■ YOUR GOAL: Using the records that follow, copy every line containing the word "error".
--- begin STORED ROWS ---
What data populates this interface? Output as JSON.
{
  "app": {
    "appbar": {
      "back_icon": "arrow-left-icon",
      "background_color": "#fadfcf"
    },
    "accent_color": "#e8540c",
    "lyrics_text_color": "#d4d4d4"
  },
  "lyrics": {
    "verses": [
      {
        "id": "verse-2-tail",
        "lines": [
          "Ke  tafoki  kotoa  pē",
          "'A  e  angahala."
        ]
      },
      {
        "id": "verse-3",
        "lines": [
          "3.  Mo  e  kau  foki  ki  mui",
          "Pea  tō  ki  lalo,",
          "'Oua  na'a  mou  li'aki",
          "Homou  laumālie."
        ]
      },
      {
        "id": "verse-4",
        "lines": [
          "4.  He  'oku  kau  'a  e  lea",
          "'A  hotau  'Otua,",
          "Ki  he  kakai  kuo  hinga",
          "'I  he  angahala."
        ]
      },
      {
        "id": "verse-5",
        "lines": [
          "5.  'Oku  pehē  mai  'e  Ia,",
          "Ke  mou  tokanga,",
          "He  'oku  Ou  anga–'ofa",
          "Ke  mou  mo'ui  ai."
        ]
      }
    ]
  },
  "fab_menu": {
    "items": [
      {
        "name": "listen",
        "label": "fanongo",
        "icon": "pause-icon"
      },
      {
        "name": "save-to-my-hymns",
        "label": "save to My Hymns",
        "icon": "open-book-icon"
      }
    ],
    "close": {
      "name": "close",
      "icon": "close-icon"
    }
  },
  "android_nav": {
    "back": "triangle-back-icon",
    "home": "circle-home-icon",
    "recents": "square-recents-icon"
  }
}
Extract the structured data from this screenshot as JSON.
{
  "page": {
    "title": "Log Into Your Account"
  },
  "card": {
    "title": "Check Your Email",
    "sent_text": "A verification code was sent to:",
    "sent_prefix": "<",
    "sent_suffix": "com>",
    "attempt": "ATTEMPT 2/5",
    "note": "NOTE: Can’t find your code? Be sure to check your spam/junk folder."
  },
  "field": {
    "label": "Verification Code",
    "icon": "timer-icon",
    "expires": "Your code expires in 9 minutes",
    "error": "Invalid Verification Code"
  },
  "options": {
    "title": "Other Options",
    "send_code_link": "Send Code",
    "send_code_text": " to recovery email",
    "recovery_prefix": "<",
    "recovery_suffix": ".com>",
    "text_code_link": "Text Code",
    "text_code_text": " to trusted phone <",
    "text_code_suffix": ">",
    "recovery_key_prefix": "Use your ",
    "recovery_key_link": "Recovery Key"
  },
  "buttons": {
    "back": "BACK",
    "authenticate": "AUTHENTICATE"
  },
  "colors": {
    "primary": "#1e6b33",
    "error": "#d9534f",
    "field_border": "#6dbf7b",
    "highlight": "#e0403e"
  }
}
--- end STORED ROWS ---
■ COMPLETE OUTPUT:
    "error": "Invalid Verification Code"
    "error": "#d9534f",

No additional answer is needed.